• STATED GOAL
Reproduce all of the data exactly, with no line skipped.

[BEGIN]

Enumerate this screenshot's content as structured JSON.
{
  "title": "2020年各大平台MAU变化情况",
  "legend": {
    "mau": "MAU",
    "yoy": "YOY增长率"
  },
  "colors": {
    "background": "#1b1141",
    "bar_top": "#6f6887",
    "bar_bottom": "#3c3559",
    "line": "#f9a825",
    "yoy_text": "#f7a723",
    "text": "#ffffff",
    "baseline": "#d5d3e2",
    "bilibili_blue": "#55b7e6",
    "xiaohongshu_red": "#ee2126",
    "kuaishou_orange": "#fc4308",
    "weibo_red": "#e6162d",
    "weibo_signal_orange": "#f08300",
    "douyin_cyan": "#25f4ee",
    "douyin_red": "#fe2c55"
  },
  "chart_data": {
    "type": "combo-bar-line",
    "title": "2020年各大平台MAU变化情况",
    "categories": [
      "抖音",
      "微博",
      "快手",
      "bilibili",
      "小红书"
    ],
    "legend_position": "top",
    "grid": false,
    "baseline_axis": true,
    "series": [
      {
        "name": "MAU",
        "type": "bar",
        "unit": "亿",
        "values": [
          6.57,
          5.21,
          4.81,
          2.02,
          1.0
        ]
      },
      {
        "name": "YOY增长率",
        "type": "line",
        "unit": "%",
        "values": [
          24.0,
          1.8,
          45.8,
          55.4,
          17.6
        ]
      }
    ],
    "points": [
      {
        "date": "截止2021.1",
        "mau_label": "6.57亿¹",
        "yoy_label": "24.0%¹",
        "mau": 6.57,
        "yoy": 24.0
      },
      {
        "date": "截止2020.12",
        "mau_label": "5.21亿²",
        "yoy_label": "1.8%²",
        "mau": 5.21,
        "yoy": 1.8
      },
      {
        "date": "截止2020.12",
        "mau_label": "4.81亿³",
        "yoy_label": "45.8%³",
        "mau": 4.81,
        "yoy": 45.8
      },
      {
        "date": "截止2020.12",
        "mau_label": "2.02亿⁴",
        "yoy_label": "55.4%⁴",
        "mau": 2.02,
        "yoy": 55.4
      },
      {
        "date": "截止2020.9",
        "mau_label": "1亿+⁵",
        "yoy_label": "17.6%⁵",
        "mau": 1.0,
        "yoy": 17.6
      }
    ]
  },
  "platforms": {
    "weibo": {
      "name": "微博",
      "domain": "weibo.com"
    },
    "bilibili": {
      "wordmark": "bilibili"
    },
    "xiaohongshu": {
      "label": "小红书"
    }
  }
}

[END]

• REPLY
Enumerate this screenshot's content as structured JSON.
{
  "title": "2020年各大平台MAU变化情况",
  "legend": {
    "mau": "MAU",
    "yoy": "YOY增长率"
  },
  "colors": {
    "background": "#1b1141",
    "bar_top": "#6f6887",
    "bar_bottom": "#3c3559",
    "line": "#f9a825",
    "yoy_text": "#f7a723",
    "text": "#ffffff",
    "baseline": "#d5d3e2",
    "bilibili_blue": "#55b7e6",
    "xiaohongshu_red": "#ee2126",
    "kuaishou_orange": "#fc4308",
    "weibo_red": "#e6162d",
    "weibo_signal_orange": "#f08300",
    "douyin_cyan": "#25f4ee",
    "douyin_red": "#fe2c55"
  },
  "chart_data": {
    "type": "combo-bar-line",
    "title": "2020年各大平台MAU变化情况",
    "categories": [
      "抖音",
      "微博",
      "快手",
      "bilibili",
      "小红书"
    ],
    "legend_position": "top",
    "grid": false,
    "baseline_axis": true,
    "series": [
      {
        "name": "MAU",
        "type": "bar",
        "unit": "亿",
        "values": [
          6.57,
          5.21,
          4.81,
          2.02,
          1.0
        ]
      },
      {
        "name": "YOY增长率",
        "type": "line",
        "unit": "%",
        "values": [
          24.0,
          1.8,
          45.8,
          55.4,
          17.6
        ]
      }
    ],
    "points": [
      {
        "date": "截止2021.1",
        "mau_label": "6.57亿¹",
        "yoy_label": "24.0%¹",
        "mau": 6.57,
        "yoy": 24.0
      },
      {
        "date": "截止2020.12",
        "mau_label": "5.21亿²",
        "yoy_label": "1.8%²",
        "mau": 5.21,
        "yoy": 1.8
      },
      {
        "date": "截止2020.12",
        "mau_label": "4.81亿³",
        "yoy_label": "45.8%³",
        "mau": 4.81,
        "yoy": 45.8
      },
      {
        "date": "截止2020.12",
        "mau_label": "2.02亿⁴",
        "yoy_label": "55.4%⁴",
        "mau": 2.02,
        "yoy": 55.4
      },
      {
        "date": "截止2020.9",
        "mau_label": "1亿+⁵",
        "yoy_label": "17.6%⁵",
        "mau": 1.0,
        "yoy": 17.6
      }
    ]
  },
  "platforms": {
    "weibo": {
      "name": "微博",
      "domain": "weibo.com"
    },
    "bilibili": {
      "wordmark": "bilibili"
    },
    "xiaohongshu": {
      "label": "小红书"
    }
  }
}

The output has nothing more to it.